Excerpt from a dataset
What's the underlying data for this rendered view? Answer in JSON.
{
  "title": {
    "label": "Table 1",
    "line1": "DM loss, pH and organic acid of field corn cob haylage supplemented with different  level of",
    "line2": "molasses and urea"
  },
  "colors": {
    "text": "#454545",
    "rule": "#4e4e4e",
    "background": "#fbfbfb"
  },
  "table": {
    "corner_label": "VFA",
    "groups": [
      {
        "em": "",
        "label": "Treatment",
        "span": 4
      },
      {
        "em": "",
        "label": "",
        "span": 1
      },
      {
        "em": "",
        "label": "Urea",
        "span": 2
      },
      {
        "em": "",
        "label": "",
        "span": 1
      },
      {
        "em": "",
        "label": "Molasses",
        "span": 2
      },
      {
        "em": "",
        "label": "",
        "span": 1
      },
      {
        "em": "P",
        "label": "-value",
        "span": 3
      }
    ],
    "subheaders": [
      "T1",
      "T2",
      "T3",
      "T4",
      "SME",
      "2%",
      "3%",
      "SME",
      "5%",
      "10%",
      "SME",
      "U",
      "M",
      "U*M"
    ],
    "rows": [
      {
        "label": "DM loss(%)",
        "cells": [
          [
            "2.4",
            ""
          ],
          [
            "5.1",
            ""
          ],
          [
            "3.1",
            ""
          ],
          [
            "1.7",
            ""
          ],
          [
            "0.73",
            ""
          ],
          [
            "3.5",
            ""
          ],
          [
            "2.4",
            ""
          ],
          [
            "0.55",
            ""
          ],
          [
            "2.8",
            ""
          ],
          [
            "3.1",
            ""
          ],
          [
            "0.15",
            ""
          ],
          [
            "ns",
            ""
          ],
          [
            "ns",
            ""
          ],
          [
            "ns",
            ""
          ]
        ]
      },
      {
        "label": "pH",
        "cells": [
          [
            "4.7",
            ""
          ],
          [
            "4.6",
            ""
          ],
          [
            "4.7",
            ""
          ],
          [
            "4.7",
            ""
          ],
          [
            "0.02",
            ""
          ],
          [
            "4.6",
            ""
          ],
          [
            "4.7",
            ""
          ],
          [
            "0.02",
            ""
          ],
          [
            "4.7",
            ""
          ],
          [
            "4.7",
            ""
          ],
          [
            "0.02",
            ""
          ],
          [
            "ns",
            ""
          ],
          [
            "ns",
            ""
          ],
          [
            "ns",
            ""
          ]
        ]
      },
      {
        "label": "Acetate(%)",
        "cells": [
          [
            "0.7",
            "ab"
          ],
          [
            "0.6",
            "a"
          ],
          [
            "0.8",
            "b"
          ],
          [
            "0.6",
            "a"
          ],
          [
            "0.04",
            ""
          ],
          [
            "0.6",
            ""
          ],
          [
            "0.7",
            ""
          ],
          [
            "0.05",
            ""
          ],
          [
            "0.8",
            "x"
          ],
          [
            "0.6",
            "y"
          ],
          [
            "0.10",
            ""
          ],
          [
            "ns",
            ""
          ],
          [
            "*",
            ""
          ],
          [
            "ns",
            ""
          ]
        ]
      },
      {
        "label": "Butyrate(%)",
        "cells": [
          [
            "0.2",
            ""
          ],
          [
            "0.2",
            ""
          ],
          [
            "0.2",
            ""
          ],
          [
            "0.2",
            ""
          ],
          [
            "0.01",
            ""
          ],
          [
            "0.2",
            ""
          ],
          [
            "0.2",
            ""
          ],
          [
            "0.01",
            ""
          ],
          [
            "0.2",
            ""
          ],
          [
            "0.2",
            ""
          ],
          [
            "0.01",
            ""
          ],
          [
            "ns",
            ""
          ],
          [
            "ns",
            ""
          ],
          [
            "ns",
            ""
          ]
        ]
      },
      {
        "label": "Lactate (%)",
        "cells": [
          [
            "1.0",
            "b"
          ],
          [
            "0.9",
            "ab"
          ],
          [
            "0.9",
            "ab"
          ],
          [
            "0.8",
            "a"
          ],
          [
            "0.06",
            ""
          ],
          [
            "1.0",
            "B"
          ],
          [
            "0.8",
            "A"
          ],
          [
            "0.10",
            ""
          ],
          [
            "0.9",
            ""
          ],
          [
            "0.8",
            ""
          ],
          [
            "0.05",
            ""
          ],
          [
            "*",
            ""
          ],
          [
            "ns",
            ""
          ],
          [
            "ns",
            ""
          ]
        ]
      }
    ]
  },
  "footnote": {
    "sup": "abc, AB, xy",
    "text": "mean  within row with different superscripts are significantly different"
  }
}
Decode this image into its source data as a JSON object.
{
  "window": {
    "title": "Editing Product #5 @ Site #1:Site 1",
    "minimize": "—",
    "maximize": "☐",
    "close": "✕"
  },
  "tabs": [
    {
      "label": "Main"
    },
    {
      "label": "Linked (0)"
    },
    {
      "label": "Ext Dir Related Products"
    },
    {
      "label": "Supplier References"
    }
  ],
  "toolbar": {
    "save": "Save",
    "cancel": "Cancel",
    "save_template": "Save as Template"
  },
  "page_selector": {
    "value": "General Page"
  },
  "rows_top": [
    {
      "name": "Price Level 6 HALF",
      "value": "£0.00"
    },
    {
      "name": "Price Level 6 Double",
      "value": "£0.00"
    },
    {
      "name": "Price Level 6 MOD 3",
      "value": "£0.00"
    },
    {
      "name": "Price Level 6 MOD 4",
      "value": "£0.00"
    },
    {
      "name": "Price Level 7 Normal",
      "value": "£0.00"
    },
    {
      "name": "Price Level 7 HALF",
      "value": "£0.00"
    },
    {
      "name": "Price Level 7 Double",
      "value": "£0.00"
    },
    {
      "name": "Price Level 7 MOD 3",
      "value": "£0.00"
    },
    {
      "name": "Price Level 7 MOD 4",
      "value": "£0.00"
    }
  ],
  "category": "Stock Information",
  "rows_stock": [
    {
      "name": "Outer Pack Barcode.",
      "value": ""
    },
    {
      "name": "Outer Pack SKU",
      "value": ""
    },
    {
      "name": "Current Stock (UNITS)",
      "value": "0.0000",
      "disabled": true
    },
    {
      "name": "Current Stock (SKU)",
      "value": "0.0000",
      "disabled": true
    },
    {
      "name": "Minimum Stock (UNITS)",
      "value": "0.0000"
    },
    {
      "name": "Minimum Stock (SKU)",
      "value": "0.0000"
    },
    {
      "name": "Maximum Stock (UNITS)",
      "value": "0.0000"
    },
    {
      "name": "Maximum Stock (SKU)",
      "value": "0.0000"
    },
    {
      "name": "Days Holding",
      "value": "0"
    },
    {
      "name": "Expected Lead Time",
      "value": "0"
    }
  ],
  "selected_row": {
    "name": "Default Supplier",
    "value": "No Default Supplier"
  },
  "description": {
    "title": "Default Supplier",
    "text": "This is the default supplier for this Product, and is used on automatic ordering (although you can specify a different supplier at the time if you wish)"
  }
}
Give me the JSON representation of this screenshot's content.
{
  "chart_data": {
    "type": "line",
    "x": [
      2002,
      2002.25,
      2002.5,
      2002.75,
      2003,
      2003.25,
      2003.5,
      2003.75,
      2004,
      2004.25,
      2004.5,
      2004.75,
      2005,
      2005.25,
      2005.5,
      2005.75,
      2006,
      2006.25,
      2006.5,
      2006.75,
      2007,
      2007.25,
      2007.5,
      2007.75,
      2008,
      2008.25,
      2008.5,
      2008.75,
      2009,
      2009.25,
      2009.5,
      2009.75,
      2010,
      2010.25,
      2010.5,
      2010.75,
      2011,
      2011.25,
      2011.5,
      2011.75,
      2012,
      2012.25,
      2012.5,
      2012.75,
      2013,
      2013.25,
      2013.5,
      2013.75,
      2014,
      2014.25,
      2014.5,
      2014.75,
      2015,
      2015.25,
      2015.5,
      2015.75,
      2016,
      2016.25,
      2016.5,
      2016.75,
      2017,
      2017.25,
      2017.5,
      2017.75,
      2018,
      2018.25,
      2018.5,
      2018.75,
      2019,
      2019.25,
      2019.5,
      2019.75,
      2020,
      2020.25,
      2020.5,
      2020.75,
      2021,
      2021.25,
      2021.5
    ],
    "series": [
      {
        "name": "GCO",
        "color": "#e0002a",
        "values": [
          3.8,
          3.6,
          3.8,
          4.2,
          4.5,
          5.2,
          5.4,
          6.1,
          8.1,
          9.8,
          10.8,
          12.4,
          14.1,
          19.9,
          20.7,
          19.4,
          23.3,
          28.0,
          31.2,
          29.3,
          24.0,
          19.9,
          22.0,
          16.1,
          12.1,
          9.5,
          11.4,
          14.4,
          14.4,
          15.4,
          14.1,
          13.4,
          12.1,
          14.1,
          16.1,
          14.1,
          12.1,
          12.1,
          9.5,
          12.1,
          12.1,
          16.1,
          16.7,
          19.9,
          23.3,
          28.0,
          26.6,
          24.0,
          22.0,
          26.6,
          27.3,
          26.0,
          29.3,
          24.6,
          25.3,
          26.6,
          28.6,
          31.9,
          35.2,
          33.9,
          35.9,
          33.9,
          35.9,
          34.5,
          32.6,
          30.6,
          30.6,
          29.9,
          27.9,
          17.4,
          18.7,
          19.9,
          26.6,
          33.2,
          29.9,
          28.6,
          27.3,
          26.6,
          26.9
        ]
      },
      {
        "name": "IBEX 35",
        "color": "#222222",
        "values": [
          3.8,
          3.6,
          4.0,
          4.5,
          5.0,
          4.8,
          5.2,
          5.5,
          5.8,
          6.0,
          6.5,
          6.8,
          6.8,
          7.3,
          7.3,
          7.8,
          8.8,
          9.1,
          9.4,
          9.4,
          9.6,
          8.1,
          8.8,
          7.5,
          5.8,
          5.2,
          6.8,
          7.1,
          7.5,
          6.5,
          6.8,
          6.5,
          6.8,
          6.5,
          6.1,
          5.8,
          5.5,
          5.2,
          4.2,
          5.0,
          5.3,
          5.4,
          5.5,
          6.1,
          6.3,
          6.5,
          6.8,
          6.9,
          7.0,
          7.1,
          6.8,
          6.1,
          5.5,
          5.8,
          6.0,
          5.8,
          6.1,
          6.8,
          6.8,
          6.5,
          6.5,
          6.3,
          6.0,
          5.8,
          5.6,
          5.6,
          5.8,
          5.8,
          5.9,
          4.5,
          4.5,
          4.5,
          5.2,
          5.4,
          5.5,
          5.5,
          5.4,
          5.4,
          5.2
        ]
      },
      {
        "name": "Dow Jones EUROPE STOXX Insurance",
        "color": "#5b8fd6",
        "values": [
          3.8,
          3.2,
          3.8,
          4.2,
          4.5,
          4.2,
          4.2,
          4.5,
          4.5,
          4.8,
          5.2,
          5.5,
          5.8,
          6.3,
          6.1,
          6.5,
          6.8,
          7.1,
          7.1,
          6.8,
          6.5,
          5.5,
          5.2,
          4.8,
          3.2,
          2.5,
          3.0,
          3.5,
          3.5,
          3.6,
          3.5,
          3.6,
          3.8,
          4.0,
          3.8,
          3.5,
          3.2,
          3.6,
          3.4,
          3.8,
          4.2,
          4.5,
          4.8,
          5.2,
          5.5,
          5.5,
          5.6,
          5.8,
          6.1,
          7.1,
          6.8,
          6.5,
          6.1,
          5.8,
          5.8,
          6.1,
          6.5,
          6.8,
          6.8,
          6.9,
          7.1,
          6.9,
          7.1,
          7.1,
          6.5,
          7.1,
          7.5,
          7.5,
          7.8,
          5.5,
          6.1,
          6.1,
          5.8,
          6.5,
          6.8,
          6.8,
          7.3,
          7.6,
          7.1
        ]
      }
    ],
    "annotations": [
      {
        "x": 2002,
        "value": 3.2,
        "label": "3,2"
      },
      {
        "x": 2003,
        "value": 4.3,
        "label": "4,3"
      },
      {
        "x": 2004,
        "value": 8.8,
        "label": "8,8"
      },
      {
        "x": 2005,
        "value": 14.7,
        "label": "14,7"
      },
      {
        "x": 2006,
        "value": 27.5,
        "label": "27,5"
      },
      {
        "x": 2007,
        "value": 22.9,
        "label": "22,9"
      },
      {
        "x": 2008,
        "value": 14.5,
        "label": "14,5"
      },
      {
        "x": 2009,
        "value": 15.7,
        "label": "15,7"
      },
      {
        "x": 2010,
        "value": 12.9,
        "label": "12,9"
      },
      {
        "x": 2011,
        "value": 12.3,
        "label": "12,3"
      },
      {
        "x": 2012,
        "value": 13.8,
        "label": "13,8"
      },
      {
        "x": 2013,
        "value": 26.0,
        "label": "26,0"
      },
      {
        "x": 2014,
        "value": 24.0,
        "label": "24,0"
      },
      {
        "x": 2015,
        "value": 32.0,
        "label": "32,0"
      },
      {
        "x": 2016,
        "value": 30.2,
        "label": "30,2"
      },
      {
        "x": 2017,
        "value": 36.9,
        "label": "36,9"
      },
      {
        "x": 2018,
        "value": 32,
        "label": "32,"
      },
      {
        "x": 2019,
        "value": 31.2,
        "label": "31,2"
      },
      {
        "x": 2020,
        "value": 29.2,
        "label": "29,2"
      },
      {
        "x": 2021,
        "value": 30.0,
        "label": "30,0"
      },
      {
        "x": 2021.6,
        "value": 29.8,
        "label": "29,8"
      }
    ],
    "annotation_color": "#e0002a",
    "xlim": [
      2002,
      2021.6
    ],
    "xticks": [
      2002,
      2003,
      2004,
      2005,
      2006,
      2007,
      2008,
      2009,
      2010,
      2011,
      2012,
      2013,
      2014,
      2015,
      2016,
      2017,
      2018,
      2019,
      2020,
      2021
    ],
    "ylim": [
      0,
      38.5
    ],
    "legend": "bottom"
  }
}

--- What you have to do ---
Filter the records above for lines containing the word "with", and copy those lines.

--- The completed task ---
    "line1": "DM loss, pH and organic acid of field corn cob haylage supplemented with different  level of",
    "text": "mean  within row with different superscripts are significantly different"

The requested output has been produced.